* _Work to be completed_: Every line of the data that contains the string "TEMPERATURE" must be copied.

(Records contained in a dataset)
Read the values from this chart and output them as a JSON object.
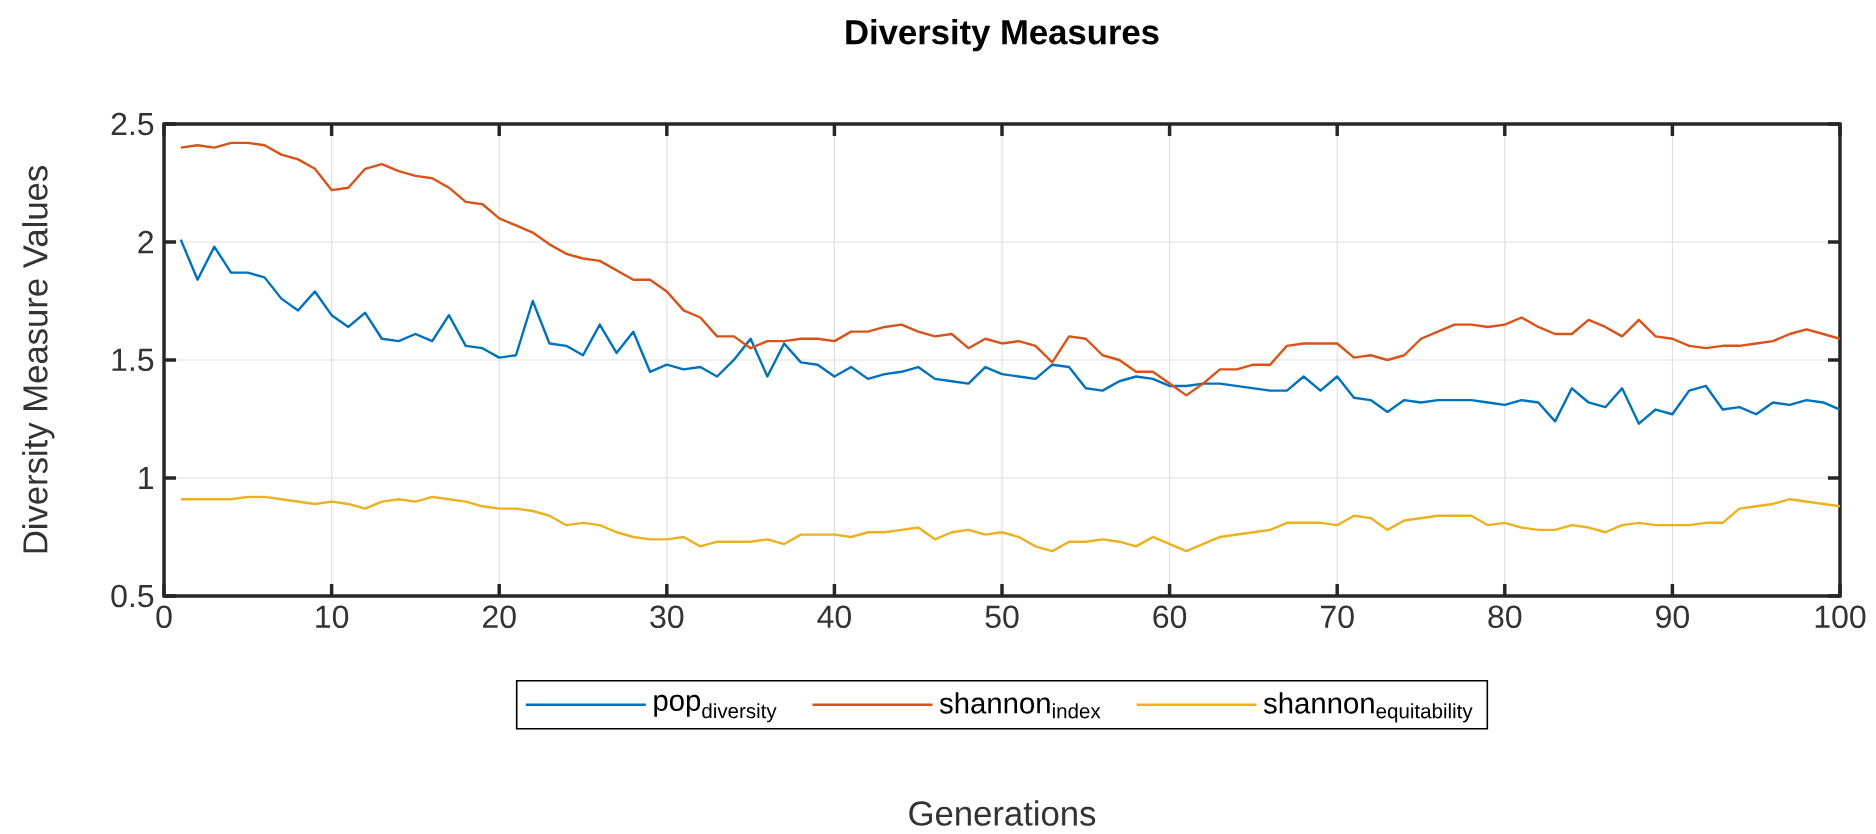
{
  "chart_data": {
    "type": "line",
    "title": "Diversity Measures",
    "xlabel": "Generations",
    "ylabel": "Diversity Measure Values",
    "x": [
      1,
      2,
      3,
      4,
      5,
      6,
      7,
      8,
      9,
      10,
      11,
      12,
      13,
      14,
      15,
      16,
      17,
      18,
      19,
      20,
      21,
      22,
      23,
      24,
      25,
      26,
      27,
      28,
      29,
      30,
      31,
      32,
      33,
      34,
      35,
      36,
      37,
      38,
      39,
      40,
      41,
      42,
      43,
      44,
      45,
      46,
      47,
      48,
      49,
      50,
      51,
      52,
      53,
      54,
      55,
      56,
      57,
      58,
      59,
      60,
      61,
      62,
      63,
      64,
      65,
      66,
      67,
      68,
      69,
      70,
      71,
      72,
      73,
      74,
      75,
      76,
      77,
      78,
      79,
      80,
      81,
      82,
      83,
      84,
      85,
      86,
      87,
      88,
      89,
      90,
      91,
      92,
      93,
      94,
      95,
      96,
      97,
      98,
      99,
      100
    ],
    "series": [
      {
        "name": "\\mathrm{pop}_{\\mathrm{diversity}}",
        "color": "#0072bd",
        "values": [
          2.01,
          1.84,
          1.98,
          1.87,
          1.87,
          1.85,
          1.76,
          1.71,
          1.79,
          1.69,
          1.64,
          1.7,
          1.59,
          1.58,
          1.61,
          1.58,
          1.69,
          1.56,
          1.55,
          1.51,
          1.52,
          1.75,
          1.57,
          1.56,
          1.52,
          1.65,
          1.53,
          1.62,
          1.45,
          1.48,
          1.46,
          1.47,
          1.43,
          1.5,
          1.59,
          1.43,
          1.57,
          1.49,
          1.48,
          1.43,
          1.47,
          1.42,
          1.44,
          1.45,
          1.47,
          1.42,
          1.41,
          1.4,
          1.47,
          1.44,
          1.43,
          1.42,
          1.48,
          1.47,
          1.38,
          1.37,
          1.41,
          1.43,
          1.42,
          1.39,
          1.39,
          1.4,
          1.4,
          1.39,
          1.38,
          1.37,
          1.37,
          1.43,
          1.37,
          1.43,
          1.34,
          1.33,
          1.28,
          1.33,
          1.32,
          1.33,
          1.33,
          1.33,
          1.32,
          1.31,
          1.33,
          1.32,
          1.24,
          1.38,
          1.32,
          1.3,
          1.38,
          1.23,
          1.29,
          1.27,
          1.37,
          1.39,
          1.29,
          1.3,
          1.27,
          1.32,
          1.31,
          1.33,
          1.32,
          1.29
        ]
      },
      {
        "name": "\\mathrm{shannon}_{\\mathrm{index}}",
        "color": "#d95319",
        "values": [
          2.4,
          2.41,
          2.4,
          2.42,
          2.42,
          2.41,
          2.37,
          2.35,
          2.31,
          2.22,
          2.23,
          2.31,
          2.33,
          2.3,
          2.28,
          2.27,
          2.23,
          2.17,
          2.16,
          2.1,
          2.07,
          2.04,
          1.99,
          1.95,
          1.93,
          1.92,
          1.88,
          1.84,
          1.84,
          1.79,
          1.71,
          1.68,
          1.6,
          1.6,
          1.55,
          1.58,
          1.58,
          1.59,
          1.59,
          1.58,
          1.62,
          1.62,
          1.64,
          1.65,
          1.62,
          1.6,
          1.61,
          1.55,
          1.59,
          1.57,
          1.58,
          1.56,
          1.49,
          1.6,
          1.59,
          1.52,
          1.5,
          1.45,
          1.45,
          1.4,
          1.35,
          1.4,
          1.46,
          1.46,
          1.48,
          1.48,
          1.56,
          1.57,
          1.57,
          1.57,
          1.51,
          1.52,
          1.5,
          1.52,
          1.59,
          1.62,
          1.65,
          1.65,
          1.64,
          1.65,
          1.68,
          1.64,
          1.61,
          1.61,
          1.67,
          1.64,
          1.6,
          1.67,
          1.6,
          1.59,
          1.56,
          1.55,
          1.56,
          1.56,
          1.57,
          1.58,
          1.61,
          1.63,
          1.61,
          1.59
        ]
      },
      {
        "name": "\\mathrm{shannon}_{\\mathrm{equitability}}",
        "color": "#edb120",
        "values": [
          0.91,
          0.91,
          0.91,
          0.91,
          0.92,
          0.92,
          0.91,
          0.9,
          0.89,
          0.9,
          0.89,
          0.87,
          0.9,
          0.91,
          0.9,
          0.92,
          0.91,
          0.9,
          0.88,
          0.87,
          0.87,
          0.86,
          0.84,
          0.8,
          0.81,
          0.8,
          0.77,
          0.75,
          0.74,
          0.74,
          0.75,
          0.71,
          0.73,
          0.73,
          0.73,
          0.74,
          0.72,
          0.76,
          0.76,
          0.76,
          0.75,
          0.77,
          0.77,
          0.78,
          0.79,
          0.74,
          0.77,
          0.78,
          0.76,
          0.77,
          0.75,
          0.71,
          0.69,
          0.73,
          0.73,
          0.74,
          0.73,
          0.71,
          0.75,
          0.72,
          0.69,
          0.72,
          0.75,
          0.76,
          0.77,
          0.78,
          0.81,
          0.81,
          0.81,
          0.8,
          0.84,
          0.83,
          0.78,
          0.82,
          0.83,
          0.84,
          0.84,
          0.84,
          0.8,
          0.81,
          0.79,
          0.78,
          0.78,
          0.8,
          0.79,
          0.77,
          0.8,
          0.81,
          0.8,
          0.8,
          0.8,
          0.81,
          0.81,
          0.87,
          0.88,
          0.89,
          0.91,
          0.9,
          0.89,
          0.88
        ]
      }
    ],
    "xlim": [
      0,
      100
    ],
    "ylim": [
      0.5,
      2.5
    ],
    "xticks": [
      0,
      10,
      20,
      30,
      40,
      50,
      60,
      70,
      80,
      90,
      100
    ],
    "yticks": [
      0.5,
      1,
      1.5,
      2,
      2.5
    ],
    "grid": true,
    "legend": "bottom"
  }
}
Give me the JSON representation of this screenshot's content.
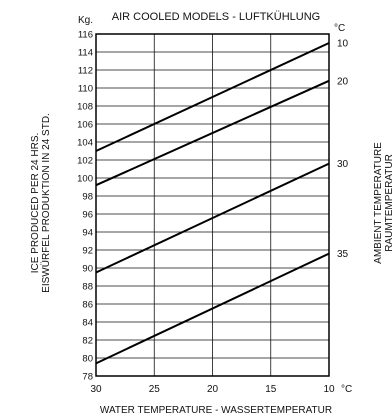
{
  "chart_data": {
    "type": "line",
    "title": "AIR COOLED MODELS - LUFTKÜHLUNG",
    "xlabel": "WATER TEMPERATURE - WASSERTEMPERATUR",
    "ylabel_line1": "ICE PRODUCED PER 24 HRS.",
    "ylabel_line2": "EISWÜRFEL PRODUKTION IN 24 STD.",
    "right_label_line1": "AMBIENT TEMPERATURE",
    "right_label_line2": "RAUMTEMPERATUR",
    "y_unit": "Kg.",
    "x_unit": "°C",
    "series_unit": "°C",
    "x_ticks": [
      30,
      25,
      20,
      15,
      10
    ],
    "y_ticks": [
      116,
      114,
      112,
      110,
      108,
      106,
      104,
      102,
      100,
      98,
      96,
      94,
      92,
      90,
      88,
      86,
      84,
      82,
      80,
      78
    ],
    "xlim": [
      30,
      10
    ],
    "ylim": [
      78,
      116
    ],
    "grid": true,
    "series": [
      {
        "name": "10",
        "x": [
          30,
          10
        ],
        "y": [
          103.0,
          115.0
        ]
      },
      {
        "name": "20",
        "x": [
          30,
          10
        ],
        "y": [
          99.2,
          110.8
        ]
      },
      {
        "name": "30",
        "x": [
          30,
          10
        ],
        "y": [
          89.5,
          101.6
        ]
      },
      {
        "name": "35",
        "x": [
          30,
          10
        ],
        "y": [
          79.4,
          91.6
        ]
      }
    ]
  }
}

* _Written answer_:
    "xlabel": "WATER TEMPERATURE - WASSERTEMPERATUR",
    "right_label_line1": "AMBIENT TEMPERATURE",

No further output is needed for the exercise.